# Provided entries
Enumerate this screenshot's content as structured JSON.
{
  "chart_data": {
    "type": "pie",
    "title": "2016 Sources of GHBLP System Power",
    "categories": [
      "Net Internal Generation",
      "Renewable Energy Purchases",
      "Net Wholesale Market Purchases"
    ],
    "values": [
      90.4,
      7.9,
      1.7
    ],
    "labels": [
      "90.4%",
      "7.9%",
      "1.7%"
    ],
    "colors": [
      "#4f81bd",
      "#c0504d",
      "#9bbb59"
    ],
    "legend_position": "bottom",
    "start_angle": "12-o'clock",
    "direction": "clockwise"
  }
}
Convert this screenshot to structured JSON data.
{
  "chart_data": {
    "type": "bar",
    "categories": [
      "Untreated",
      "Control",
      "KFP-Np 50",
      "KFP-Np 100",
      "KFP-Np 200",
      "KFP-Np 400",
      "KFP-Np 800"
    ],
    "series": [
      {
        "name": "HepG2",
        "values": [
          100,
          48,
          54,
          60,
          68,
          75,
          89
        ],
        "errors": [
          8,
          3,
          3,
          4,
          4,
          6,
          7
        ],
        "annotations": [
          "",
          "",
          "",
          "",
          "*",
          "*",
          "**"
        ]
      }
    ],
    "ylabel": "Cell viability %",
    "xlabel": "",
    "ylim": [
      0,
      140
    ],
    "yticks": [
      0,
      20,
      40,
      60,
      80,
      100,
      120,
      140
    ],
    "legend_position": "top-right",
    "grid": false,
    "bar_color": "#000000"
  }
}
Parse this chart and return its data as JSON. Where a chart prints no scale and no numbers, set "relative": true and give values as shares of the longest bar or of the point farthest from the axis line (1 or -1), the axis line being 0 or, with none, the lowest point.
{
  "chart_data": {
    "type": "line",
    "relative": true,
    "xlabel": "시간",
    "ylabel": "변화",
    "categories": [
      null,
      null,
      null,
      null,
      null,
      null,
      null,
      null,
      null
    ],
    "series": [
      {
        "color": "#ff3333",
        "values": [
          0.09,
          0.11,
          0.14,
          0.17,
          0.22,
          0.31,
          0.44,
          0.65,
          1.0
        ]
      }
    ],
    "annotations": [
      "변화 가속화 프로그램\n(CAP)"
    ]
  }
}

# Problem description
Copy out each record, keeping every word as it is.

# Answer to the exercise
Enumerate this screenshot's content as structured JSON.
{
  "chart_data": {
    "type": "pie",
    "title": "2016 Sources of GHBLP System Power",
    "categories": [
      "Net Internal Generation",
      "Renewable Energy Purchases",
      "Net Wholesale Market Purchases"
    ],
    "values": [
      90.4,
      7.9,
      1.7
    ],
    "labels": [
      "90.4%",
      "7.9%",
      "1.7%"
    ],
    "colors": [
      "#4f81bd",
      "#c0504d",
      "#9bbb59"
    ],
    "legend_position": "bottom",
    "start_angle": "12-o'clock",
    "direction": "clockwise"
  }
}
Convert this screenshot to structured JSON data.
{
  "chart_data": {
    "type": "bar",
    "categories": [
      "Untreated",
      "Control",
      "KFP-Np 50",
      "KFP-Np 100",
      "KFP-Np 200",
      "KFP-Np 400",
      "KFP-Np 800"
    ],
    "series": [
      {
        "name": "HepG2",
        "values": [
          100,
          48,
          54,
          60,
          68,
          75,
          89
        ],
        "errors": [
          8,
          3,
          3,
          4,
          4,
          6,
          7
        ],
        "annotations": [
          "",
          "",
          "",
          "",
          "*",
          "*",
          "**"
        ]
      }
    ],
    "ylabel": "Cell viability %",
    "xlabel": "",
    "ylim": [
      0,
      140
    ],
    "yticks": [
      0,
      20,
      40,
      60,
      80,
      100,
      120,
      140
    ],
    "legend_position": "top-right",
    "grid": false,
    "bar_color": "#000000"
  }
}
Parse this chart and return its data as JSON. Where a chart prints no scale and no numbers, set "relative": true and give values as shares of the longest bar or of the point farthest from the axis line (1 or -1), the axis line being 0 or, with none, the lowest point.
{
  "chart_data": {
    "type": "line",
    "relative": true,
    "xlabel": "시간",
    "ylabel": "변화",
    "categories": [
      null,
      null,
      null,
      null,
      null,
      null,
      null,
      null,
      null
    ],
    "series": [
      {
        "color": "#ff3333",
        "values": [
          0.09,
          0.11,
          0.14,
          0.17,
          0.22,
          0.31,
          0.44,
          0.65,
          1.0
        ]
      }
    ],
    "annotations": [
      "변화 가속화 프로그램\n(CAP)"
    ]
  }
}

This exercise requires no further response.